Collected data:
--- BEGIN ---

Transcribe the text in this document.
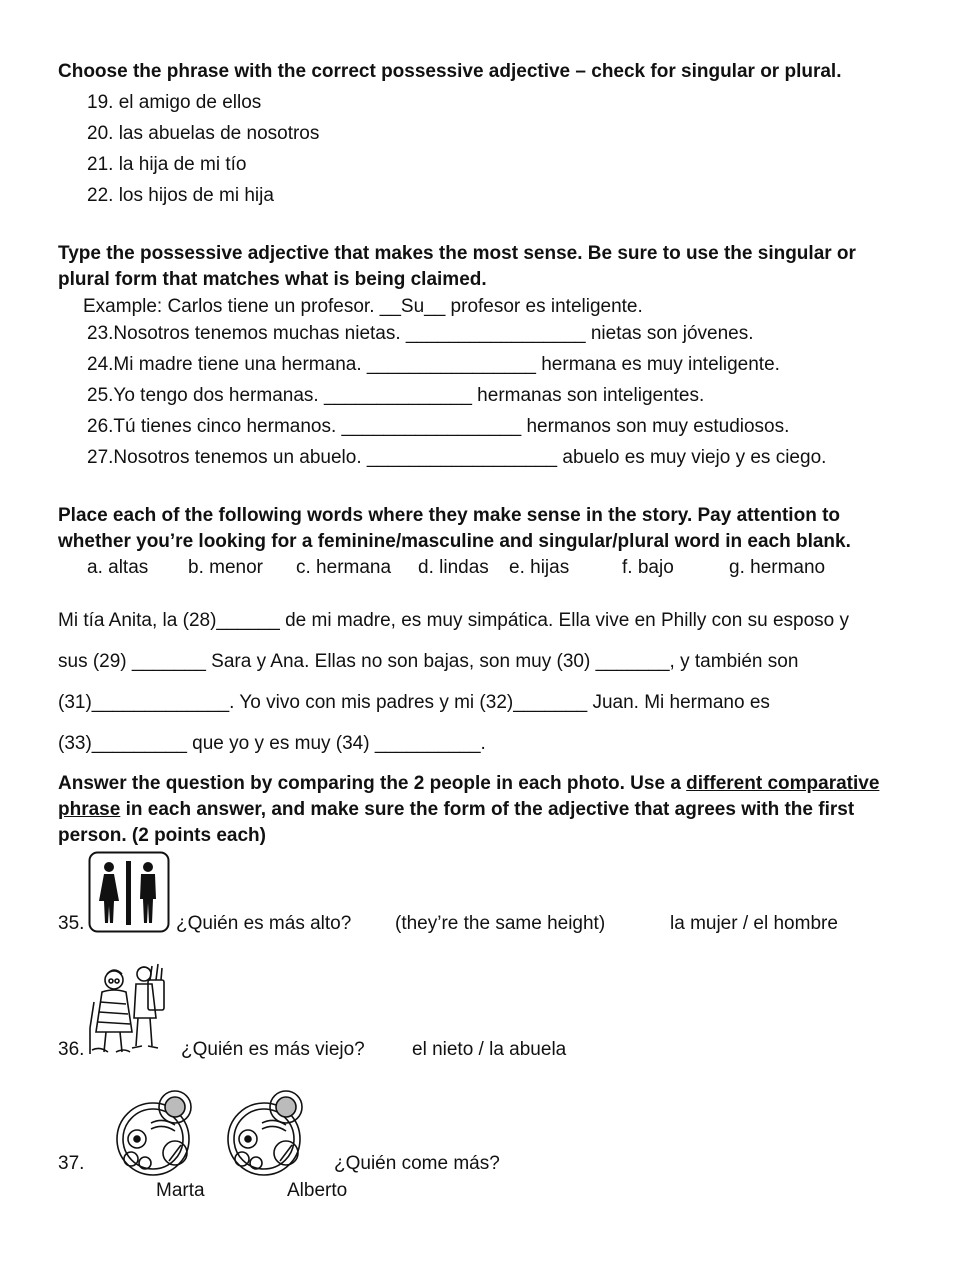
Choose the phrase with the correct possessive adjective – check for singular or plural.
19. el amigo de ellos
20. las abuelas de nosotros
21. la hija de mi tío
22. los hijos de mi hija
Type the possessive adjective that makes the most sense. Be sure to use the singular or
plural form that matches what is being claimed.
Example: Carlos tiene un profesor. __Su__ profesor es inteligente.
23.Nosotros tenemos muchas nietas. _________________ nietas son jóvenes.
24.Mi madre tiene una hermana. ________________ hermana es muy inteligente.
25.Yo tengo dos hermanas. ______________ hermanas son inteligentes.
26.Tú tienes cinco hermanos. _________________ hermanos son muy estudiosos.
27.Nosotros tenemos un abuelo. __________________ abuelo es muy viejo y es ciego.
Place each of the following words where they make sense in the story. Pay attention to
whether you’re looking for a feminine/masculine and singular/plural word in each blank.
a. altas b. menor c. hermana d. lindas e. hijas	f. bajo	g. hermano
Mi tía Anita, la (28)______ de mi madre, es muy simpática. Ella vive en Philly con su esposo y
sus (29) _______ Sara y Ana. Ellas no son bajas, son muy (30) _______, y también son
(31)_____________. Yo vivo con mis padres y mi (32)_______ Juan. Mi hermano es
(33)_________ que yo y es muy (34) __________.
Answer the question by comparing the 2 people in each photo. Use a different comparative
phrase in each answer, and make sure the form of the adjective that agrees with the first
person. (2 points each)
35.	¿Quién es más alto? (they’re the same height)	la mujer / el hombre
36.	¿Quién es más viejo? el nieto / la abuela
37.	¿Quién come más?
Marta	Alberto
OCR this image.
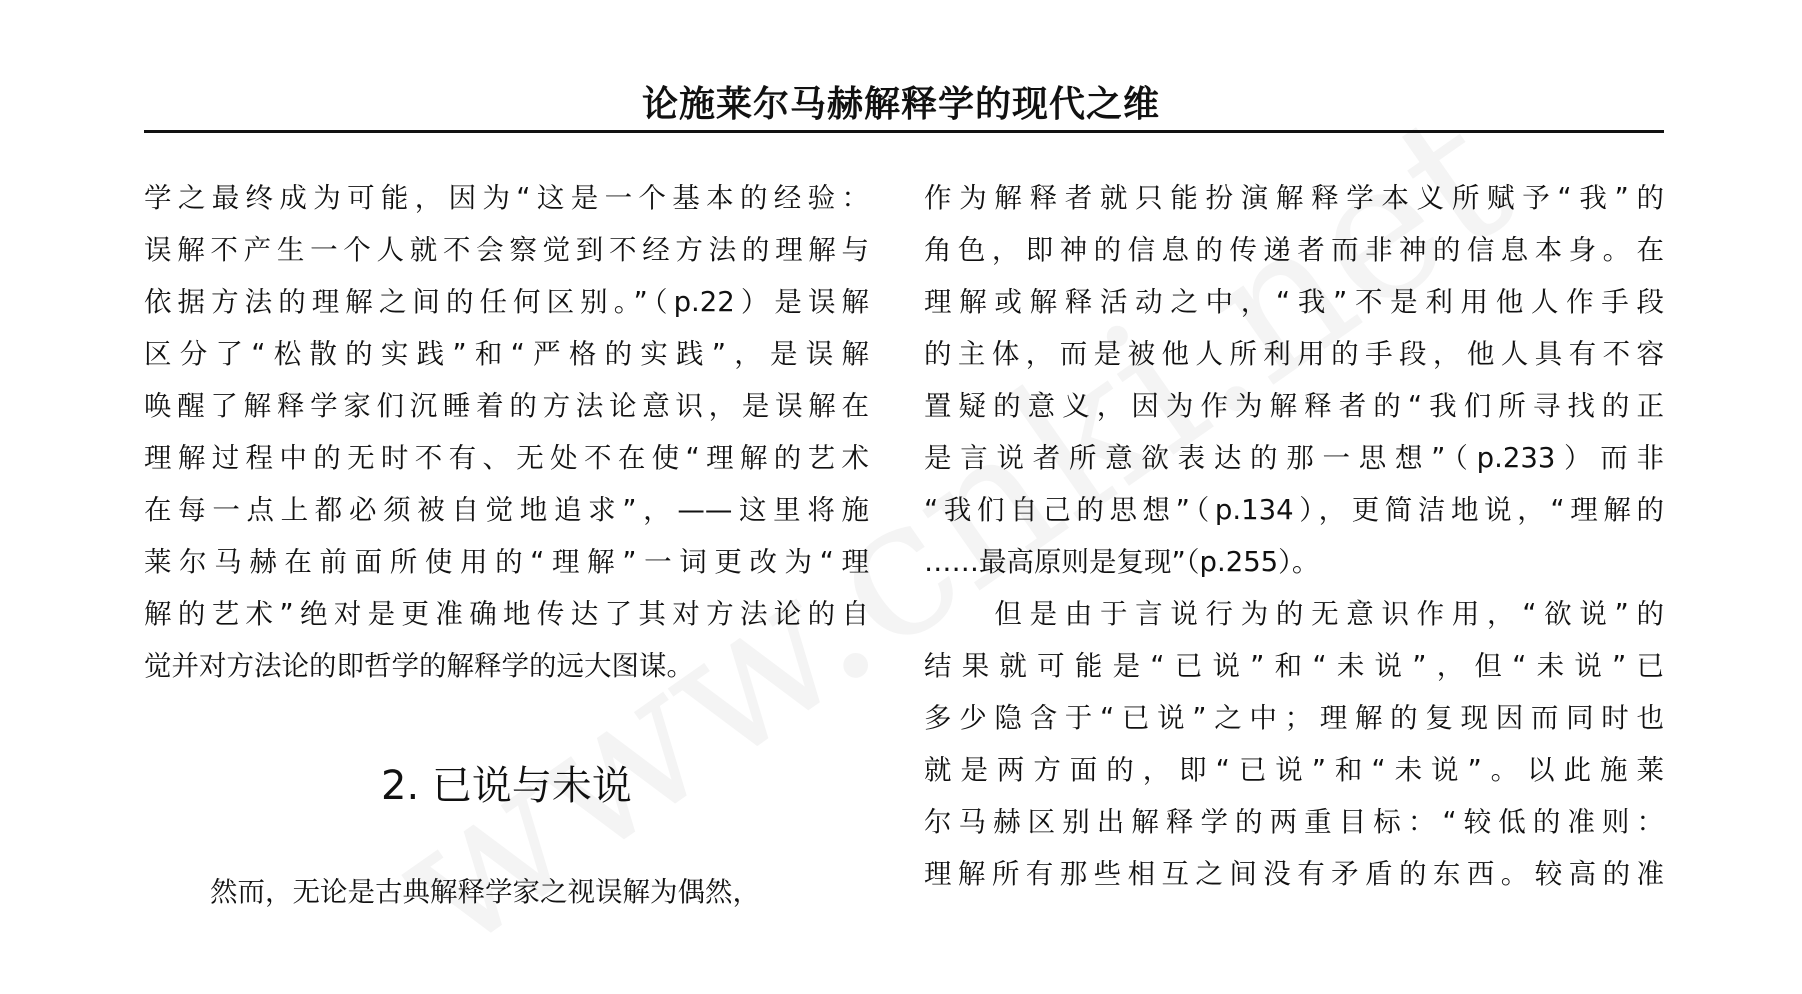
论施莱尔马赫解释学的现代之维
学之最终成为可能，因为“这是一个基本的经验：
误解不产生一个人就不会察觉到不经方法的理解与
依据方法的理解之间的任何区别。”（p.22）是误解
区分了“松散的实践”和“严格的实践”，是误解
唤醒了解释学家们沉睡着的方法论意识，是误解在
理解过程中的无时不有、无处不在使“理解的艺术
在每一点上都必须被自觉地追求”，——这里将施
莱尔马赫在前面所使用的“理解”一词更改为“理
解的艺术”绝对是更准确地传达了其对方法论的自
觉并对方法论的即哲学的解释学的远大图谋。
2. 已说与未说
然而，无论是古典解释学家之视误解为偶然，
作为解释者就只能扮演解释学本义所赋予“我”的
角色，即神的信息的传递者而非神的信息本身。在
理解或解释活动之中，“我”不是利用他人作手段
的主体，而是被他人所利用的手段，他人具有不容
置疑的意义，因为作为解释者的“我们所寻找的正
是言说者所意欲表达的那一思想”（p.233）而非
“我们自己的思想”（p.134），更简洁地说，“理解的
……最高原则是复现”（p.255）。
　　但是由于言说行为的无意识作用，“欲说”的
结果就可能是“已说”和“未说”，但“未说”已
多少隐含于“已说”之中；理解的复现因而同时也
就是两方面的，即“已说”和“未说”。以此施莱
尔马赫区别出解释学的两重目标：“较低的准则：
理解所有那些相互之间没有矛盾的东西。较高的准
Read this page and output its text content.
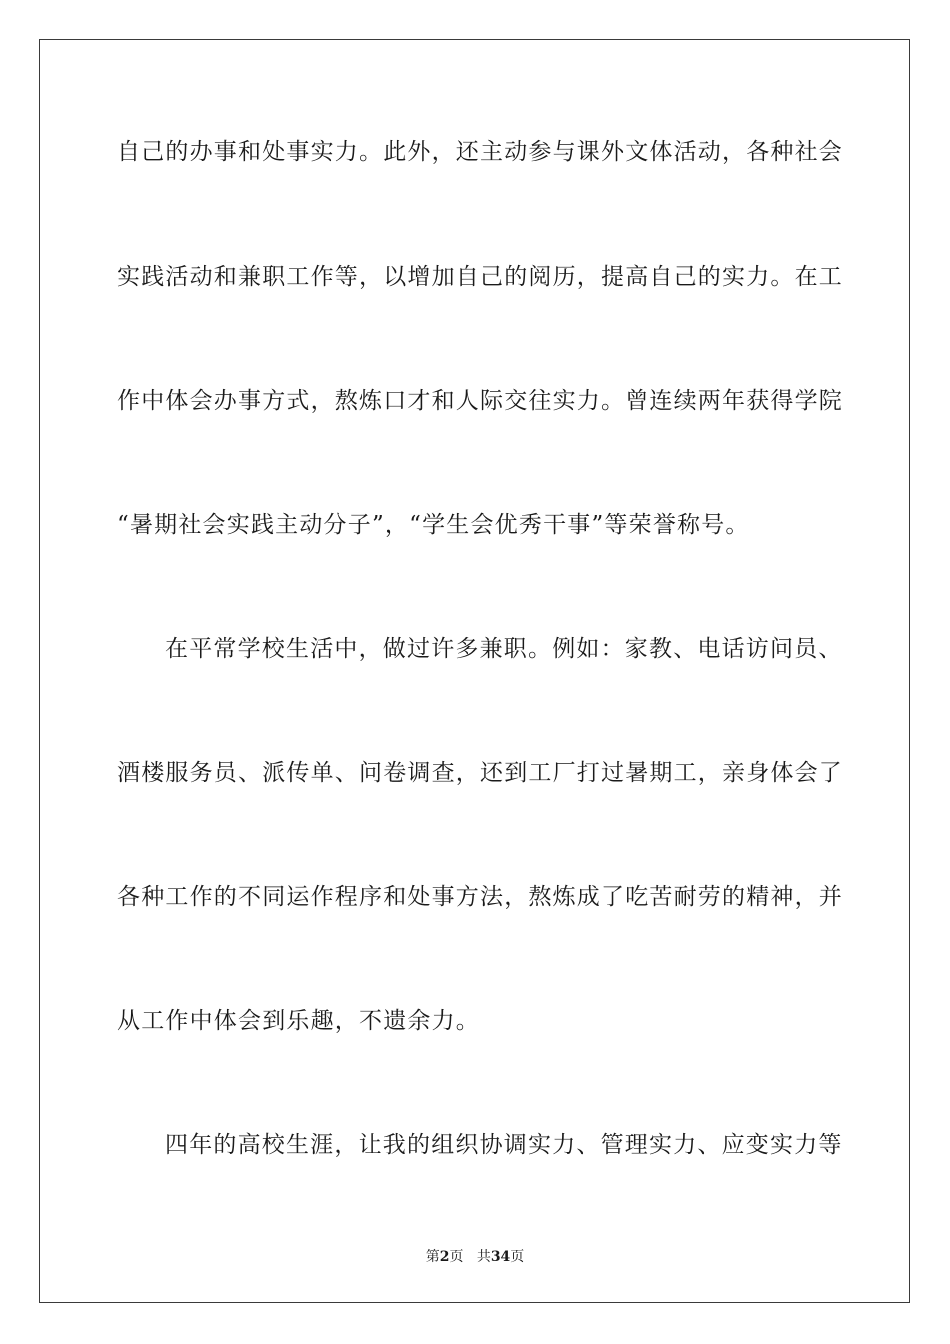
自己的办事和处事实力。此外，还主动参与课外文体活动，各种社会
实践活动和兼职工作等，以增加自己的阅历，提高自己的实力。在工
作中体会办事方式，熬炼口才和人际交往实力。曾连续两年获得学院
“暑期社会实践主动分子”，“学生会优秀干事”等荣誉称号。
在平常学校生活中，做过许多兼职。例如：家教、电话访问员、
酒楼服务员、派传单、问卷调查，还到工厂打过暑期工，亲身体会了
各种工作的不同运作程序和处事方法，熬炼成了吃苦耐劳的精神，并
从工作中体会到乐趣，不遗余力。
四年的高校生涯，让我的组织协调实力、管理实力、应变实力等
第2页 共34页
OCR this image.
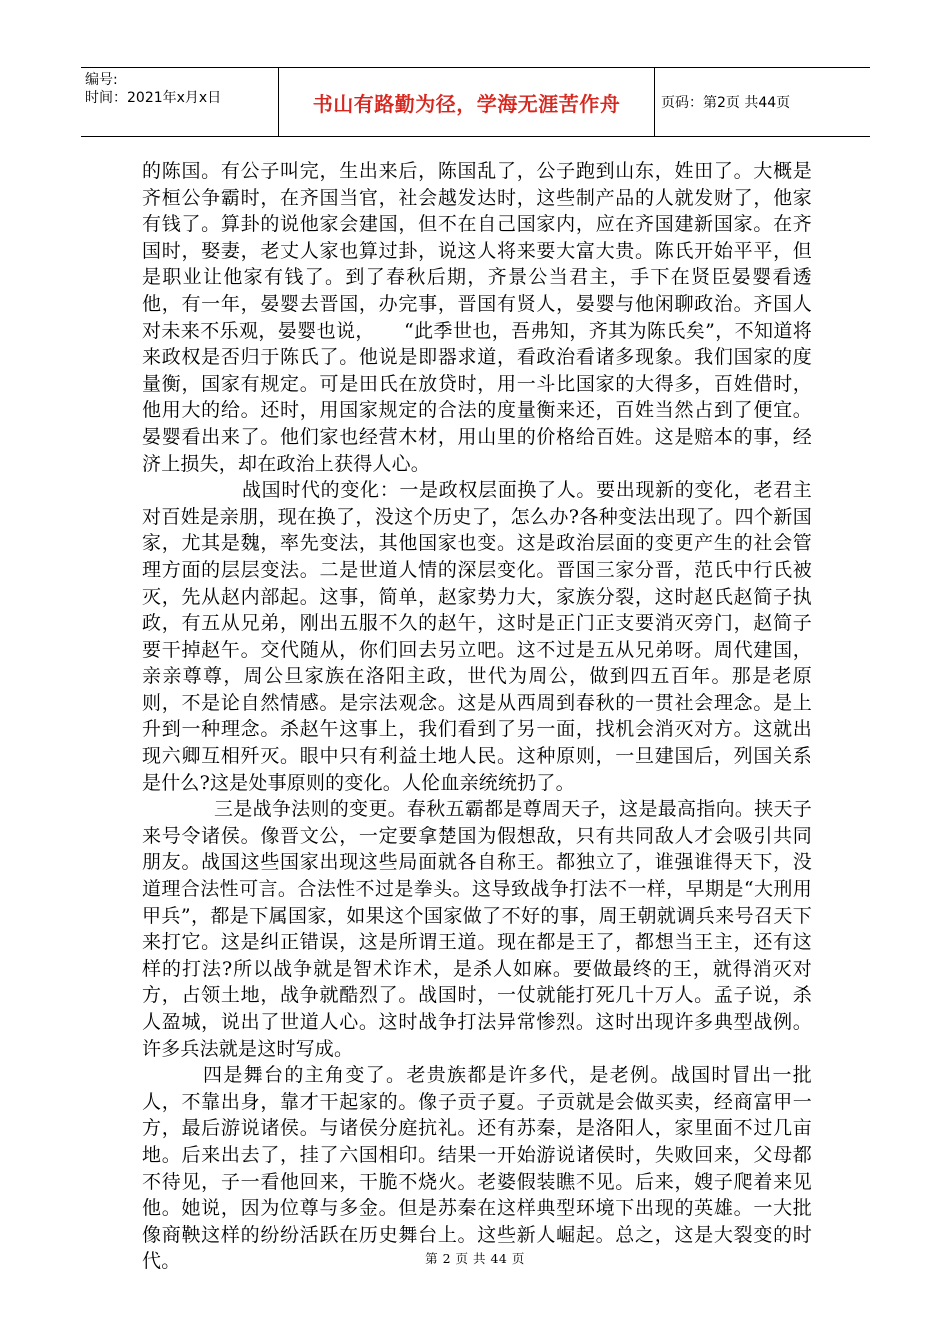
编号:
时间：2021年x月x日	书山有路勤为径，学海无涯苦作舟	页码：第2页 共44页

的陈国。有公子叫完，生出来后，陈国乱了，公子跑到山东，姓田了。大概是齐桓公争霸时，在齐国当官，社会越发达时，这些制产品的人就发财了，他家有钱了。算卦的说他家会建国，但不在自己国家内，应在齐国建新国家。在齐国时，娶妻，老丈人家也算过卦，说这人将来要大富大贵。陈氏开始平平，但是职业让他家有钱了。到了春秋后期，齐景公当君主，手下在贤臣晏婴看透他，有一年，晏婴去晋国，办完事，晋国有贤人，晏婴与他闲聊政治。齐国人对未来不乐观，晏婴也说，　　“此季世也，吾弗知，齐其为陈氏矣”，不知道将来政权是否归于陈氏了。他说是即器求道，看政治看诸多现象。我们国家的度量衡，国家有规定。可是田氏在放贷时，用一斗比国家的大得多，百姓借时，他用大的给。还时，用国家规定的合法的度量衡来还，百姓当然占到了便宜。晏婴看出来了。他们家也经营木材，用山里的价格给百姓。这是赔本的事，经济上损失，却在政治上获得人心。

战国时代的变化：一是政权层面换了人。要出现新的变化，老君主对百姓是亲朋，现在换了，没这个历史了，怎么办?各种变法出现了。四个新国家，尤其是魏，率先变法，其他国家也变。这是政治层面的变更产生的社会管理方面的层层变法。二是世道人情的深层变化。晋国三家分晋，范氏中行氏被灭，先从赵内部起。这事，简单，赵家势力大，家族分裂，这时赵氏赵简子执政，有五从兄弟，刚出五服不久的赵午，这时是正门正支要消灭旁门，赵简子要干掉赵午。交代随从，你们回去另立吧。这不过是五从兄弟呀。周代建国，亲亲尊尊，周公旦家族在洛阳主政，世代为周公，做到四五百年。那是老原则，不是论自然情感。是宗法观念。这是从西周到春秋的一贯社会理念。是上升到一种理念。杀赵午这事上，我们看到了另一面，找机会消灭对方。这就出现六卿互相歼灭。眼中只有利益土地人民。这种原则，一旦建国后，列国关系是什么?这是处事原则的变化。人伦血亲统统扔了。

三是战争法则的变更。春秋五霸都是尊周天子，这是最高指向。挟天子来号令诸侯。像晋文公，一定要拿楚国为假想敌，只有共同敌人才会吸引共同朋友。战国这些国家出现这些局面就各自称王。都独立了，谁强谁得天下，没道理合法性可言。合法性不过是拳头。这导致战争打法不一样，早期是“大刑用甲兵”，都是下属国家，如果这个国家做了不好的事，周王朝就调兵来号召天下来打它。这是纠正错误，这是所谓王道。现在都是王了，都想当王主，还有这样的打法?所以战争就是智术诈术，是杀人如麻。要做最终的王，就得消灭对方，占领土地，战争就酷烈了。战国时，一仗就能打死几十万人。孟子说，杀人盈城，说出了世道人心。这时战争打法异常惨烈。这时出现许多典型战例。许多兵法就是这时写成。

四是舞台的主角变了。老贵族都是许多代，是老例。战国时冒出一批人，不靠出身，靠才干起家的。像子贡子夏。子贡就是会做买卖，经商富甲一方，最后游说诸侯。与诸侯分庭抗礼。还有苏秦，是洛阳人，家里面不过几亩地。后来出去了，挂了六国相印。结果一开始游说诸侯时，失败回来，父母都不待见，子一看他回来，干脆不烧火。老婆假装瞧不见。后来，嫂子爬着来见他。她说，因为位尊与多金。但是苏秦在这样典型环境下出现的英雄。一大批像商鞅这样的纷纷活跃在历史舞台上。这些新人崛起。总之，这是大裂变的时代。	第 2 页 共 44 页
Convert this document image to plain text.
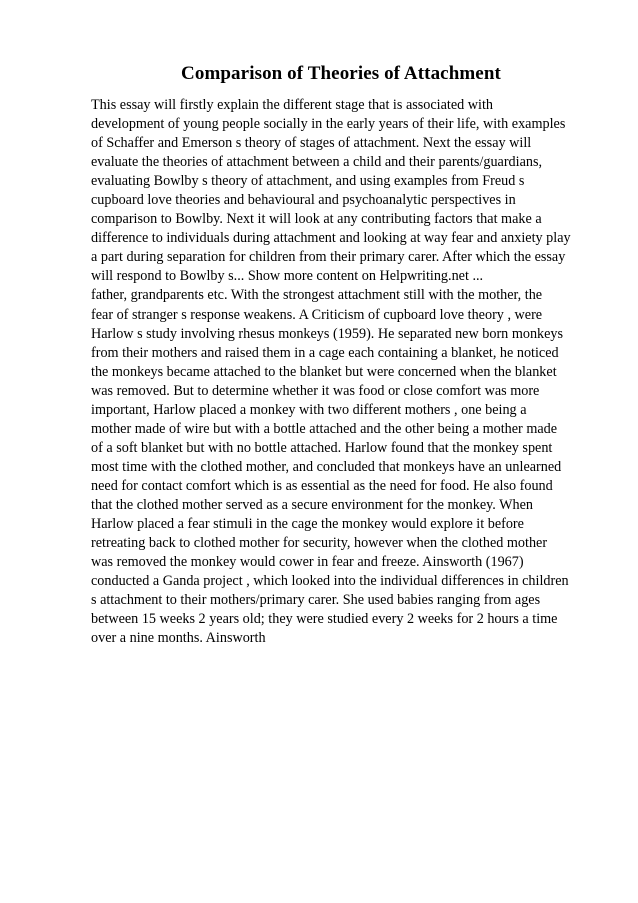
Comparison of Theories of Attachment
This essay will firstly explain the different stage that is associated with
development of young people socially in the early years of their life, with examples
of Schaffer and Emerson s theory of stages of attachment. Next the essay will
evaluate the theories of attachment between a child and their parents/guardians,
evaluating Bowlby s theory of attachment, and using examples from Freud s
cupboard love theories and behavioural and psychoanalytic perspectives in
comparison to Bowlby. Next it will look at any contributing factors that make a
difference to individuals during attachment and looking at way fear and anxiety play
a part during separation for children from their primary carer. After which the essay
will respond to Bowlby s... Show more content on Helpwriting.net ...
father, grandparents etc. With the strongest attachment still with the mother, the
fear of stranger s response weakens. A Criticism of cupboard love theory , were
Harlow s study involving rhesus monkeys (1959). He separated new born monkeys
from their mothers and raised them in a cage each containing a blanket, he noticed
the monkeys became attached to the blanket but were concerned when the blanket
was removed. But to determine whether it was food or close comfort was more
important, Harlow placed a monkey with two different mothers , one being a
mother made of wire but with a bottle attached and the other being a mother made
of a soft blanket but with no bottle attached. Harlow found that the monkey spent
most time with the clothed mother, and concluded that monkeys have an unlearned
need for contact comfort which is as essential as the need for food. He also found
that the clothed mother served as a secure environment for the monkey. When
Harlow placed a fear stimuli in the cage the monkey would explore it before
retreating back to clothed mother for security, however when the clothed mother
was removed the monkey would cower in fear and freeze. Ainsworth (1967)
conducted a Ganda project , which looked into the individual differences in children
s attachment to their mothers/primary carer. She used babies ranging from ages
between 15 weeks 2 years old; they were studied every 2 weeks for 2 hours a time
over a nine months. Ainsworth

--- END ---

--- Task prompt ---
Select every line where the word "they" occurs.

--- Answer to this task ---
Place each of the following words where they make sense in the story. Pay attention to
35.	¿Quién es más alto? (they’re the same height)	la mujer / el hombre
between 15 weeks 2 years old; they were studied every 2 weeks for 2 hours a time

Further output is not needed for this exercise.